WHAT IS ASKED
Filter the listing below, copying every line in which the word "content" appears.

PROVIDED MATERIAL
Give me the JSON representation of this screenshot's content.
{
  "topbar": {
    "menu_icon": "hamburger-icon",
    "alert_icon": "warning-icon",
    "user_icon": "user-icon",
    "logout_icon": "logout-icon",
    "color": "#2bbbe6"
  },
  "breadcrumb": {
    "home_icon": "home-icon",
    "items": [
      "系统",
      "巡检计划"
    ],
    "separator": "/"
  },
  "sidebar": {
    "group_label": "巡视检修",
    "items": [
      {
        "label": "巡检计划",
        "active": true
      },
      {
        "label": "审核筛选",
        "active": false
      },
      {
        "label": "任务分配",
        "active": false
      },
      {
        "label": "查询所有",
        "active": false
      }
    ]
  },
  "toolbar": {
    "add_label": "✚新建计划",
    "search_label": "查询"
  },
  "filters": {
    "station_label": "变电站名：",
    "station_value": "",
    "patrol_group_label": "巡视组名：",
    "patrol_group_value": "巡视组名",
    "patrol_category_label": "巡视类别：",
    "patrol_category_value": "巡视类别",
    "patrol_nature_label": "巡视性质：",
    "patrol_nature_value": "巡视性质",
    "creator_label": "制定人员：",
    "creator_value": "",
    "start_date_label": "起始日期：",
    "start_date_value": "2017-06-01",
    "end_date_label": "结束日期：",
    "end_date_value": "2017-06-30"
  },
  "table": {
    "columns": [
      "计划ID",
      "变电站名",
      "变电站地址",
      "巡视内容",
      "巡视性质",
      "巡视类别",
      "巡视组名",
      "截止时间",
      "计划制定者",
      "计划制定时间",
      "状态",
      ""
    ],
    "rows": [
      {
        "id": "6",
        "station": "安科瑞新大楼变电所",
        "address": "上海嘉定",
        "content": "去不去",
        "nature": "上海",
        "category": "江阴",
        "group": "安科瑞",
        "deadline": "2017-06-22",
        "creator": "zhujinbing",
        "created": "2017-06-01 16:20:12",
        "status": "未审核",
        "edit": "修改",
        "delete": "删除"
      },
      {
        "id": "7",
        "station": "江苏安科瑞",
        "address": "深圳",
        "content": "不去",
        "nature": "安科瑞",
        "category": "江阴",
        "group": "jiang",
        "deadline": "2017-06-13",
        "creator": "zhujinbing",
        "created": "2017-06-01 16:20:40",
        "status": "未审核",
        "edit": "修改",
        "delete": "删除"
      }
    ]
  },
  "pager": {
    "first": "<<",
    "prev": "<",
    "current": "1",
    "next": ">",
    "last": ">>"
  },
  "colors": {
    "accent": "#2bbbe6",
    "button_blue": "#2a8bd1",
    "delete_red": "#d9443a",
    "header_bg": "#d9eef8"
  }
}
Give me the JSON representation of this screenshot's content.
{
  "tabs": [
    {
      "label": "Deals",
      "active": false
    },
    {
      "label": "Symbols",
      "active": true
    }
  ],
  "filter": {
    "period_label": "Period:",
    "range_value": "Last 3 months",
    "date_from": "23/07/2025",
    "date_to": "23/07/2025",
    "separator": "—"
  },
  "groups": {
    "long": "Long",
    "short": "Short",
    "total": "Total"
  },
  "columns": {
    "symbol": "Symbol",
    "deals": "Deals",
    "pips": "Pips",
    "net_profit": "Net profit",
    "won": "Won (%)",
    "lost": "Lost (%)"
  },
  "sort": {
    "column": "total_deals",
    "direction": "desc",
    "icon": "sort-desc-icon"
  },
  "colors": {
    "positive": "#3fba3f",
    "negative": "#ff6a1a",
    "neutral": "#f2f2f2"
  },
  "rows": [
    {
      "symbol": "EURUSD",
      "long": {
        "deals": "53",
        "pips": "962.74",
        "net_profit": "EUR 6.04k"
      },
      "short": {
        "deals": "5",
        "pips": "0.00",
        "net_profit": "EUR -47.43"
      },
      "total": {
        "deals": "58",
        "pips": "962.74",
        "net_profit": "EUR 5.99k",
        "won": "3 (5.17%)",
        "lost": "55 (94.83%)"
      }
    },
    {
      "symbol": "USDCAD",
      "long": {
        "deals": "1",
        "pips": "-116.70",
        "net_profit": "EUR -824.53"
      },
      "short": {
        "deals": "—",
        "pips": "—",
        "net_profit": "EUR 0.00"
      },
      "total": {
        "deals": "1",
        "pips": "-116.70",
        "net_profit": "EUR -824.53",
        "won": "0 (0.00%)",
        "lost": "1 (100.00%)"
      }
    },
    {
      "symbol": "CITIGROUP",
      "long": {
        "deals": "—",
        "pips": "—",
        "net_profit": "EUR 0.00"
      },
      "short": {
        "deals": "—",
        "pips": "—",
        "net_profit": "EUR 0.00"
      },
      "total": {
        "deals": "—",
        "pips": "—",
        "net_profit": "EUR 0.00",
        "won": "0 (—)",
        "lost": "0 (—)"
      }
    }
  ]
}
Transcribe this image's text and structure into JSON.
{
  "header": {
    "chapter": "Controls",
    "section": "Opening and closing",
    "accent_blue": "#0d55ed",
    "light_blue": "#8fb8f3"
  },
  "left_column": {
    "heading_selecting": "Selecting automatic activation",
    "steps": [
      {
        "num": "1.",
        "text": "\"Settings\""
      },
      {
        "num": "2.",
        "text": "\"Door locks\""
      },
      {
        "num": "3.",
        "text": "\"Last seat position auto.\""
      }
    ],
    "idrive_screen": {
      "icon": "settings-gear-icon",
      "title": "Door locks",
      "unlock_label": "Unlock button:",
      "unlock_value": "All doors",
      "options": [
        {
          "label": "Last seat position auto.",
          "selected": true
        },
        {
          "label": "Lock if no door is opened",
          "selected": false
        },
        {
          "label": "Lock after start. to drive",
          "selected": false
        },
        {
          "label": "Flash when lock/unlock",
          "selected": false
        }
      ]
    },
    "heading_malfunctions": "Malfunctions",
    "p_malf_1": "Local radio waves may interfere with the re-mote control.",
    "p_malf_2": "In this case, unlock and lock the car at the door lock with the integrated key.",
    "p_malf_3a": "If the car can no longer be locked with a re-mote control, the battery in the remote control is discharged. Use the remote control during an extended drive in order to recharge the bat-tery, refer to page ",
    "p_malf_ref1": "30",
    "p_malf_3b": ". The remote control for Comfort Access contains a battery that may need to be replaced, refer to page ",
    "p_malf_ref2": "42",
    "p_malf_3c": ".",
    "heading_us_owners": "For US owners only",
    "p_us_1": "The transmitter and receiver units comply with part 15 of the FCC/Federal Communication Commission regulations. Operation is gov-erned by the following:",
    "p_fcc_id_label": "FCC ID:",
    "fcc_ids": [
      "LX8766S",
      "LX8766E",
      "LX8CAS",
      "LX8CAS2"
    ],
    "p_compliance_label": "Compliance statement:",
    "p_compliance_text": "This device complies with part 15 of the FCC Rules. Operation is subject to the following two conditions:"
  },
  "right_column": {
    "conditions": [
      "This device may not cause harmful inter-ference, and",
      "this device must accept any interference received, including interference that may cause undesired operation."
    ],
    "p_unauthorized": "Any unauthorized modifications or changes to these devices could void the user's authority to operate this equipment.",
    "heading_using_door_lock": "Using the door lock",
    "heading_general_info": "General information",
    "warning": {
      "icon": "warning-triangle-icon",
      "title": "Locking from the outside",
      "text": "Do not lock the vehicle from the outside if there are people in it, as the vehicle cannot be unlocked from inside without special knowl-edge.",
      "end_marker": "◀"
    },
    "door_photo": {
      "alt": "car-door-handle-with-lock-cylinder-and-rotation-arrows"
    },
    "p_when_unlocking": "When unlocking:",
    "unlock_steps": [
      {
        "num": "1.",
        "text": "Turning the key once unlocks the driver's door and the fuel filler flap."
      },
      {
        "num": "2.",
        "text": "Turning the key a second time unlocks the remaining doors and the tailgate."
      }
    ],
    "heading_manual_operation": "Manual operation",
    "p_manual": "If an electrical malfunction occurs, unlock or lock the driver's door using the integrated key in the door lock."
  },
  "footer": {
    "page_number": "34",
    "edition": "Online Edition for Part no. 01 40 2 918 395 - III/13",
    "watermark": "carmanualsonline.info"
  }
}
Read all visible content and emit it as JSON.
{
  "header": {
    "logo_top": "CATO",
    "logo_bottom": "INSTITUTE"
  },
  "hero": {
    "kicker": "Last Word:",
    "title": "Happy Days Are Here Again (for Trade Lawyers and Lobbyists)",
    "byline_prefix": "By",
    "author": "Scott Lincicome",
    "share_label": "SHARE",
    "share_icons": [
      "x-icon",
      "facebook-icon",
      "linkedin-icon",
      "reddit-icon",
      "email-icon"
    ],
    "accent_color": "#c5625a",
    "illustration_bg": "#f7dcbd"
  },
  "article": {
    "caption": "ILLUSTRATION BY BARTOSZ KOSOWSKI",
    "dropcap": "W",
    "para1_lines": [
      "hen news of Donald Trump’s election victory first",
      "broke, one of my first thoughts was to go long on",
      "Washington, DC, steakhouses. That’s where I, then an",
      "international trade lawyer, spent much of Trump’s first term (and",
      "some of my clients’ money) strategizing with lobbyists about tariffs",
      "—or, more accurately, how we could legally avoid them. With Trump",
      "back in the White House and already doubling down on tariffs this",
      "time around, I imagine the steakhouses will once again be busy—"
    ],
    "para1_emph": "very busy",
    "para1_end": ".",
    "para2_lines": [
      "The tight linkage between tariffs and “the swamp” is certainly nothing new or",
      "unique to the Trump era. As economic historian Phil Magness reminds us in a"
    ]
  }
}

FINAL RESULT
Give me the JSON representation of this screenshot's content.
        "content": "去不去",
        "content": "不去",
Give me the JSON representation of this screenshot's content.
Read all visible content and emit it as JSON.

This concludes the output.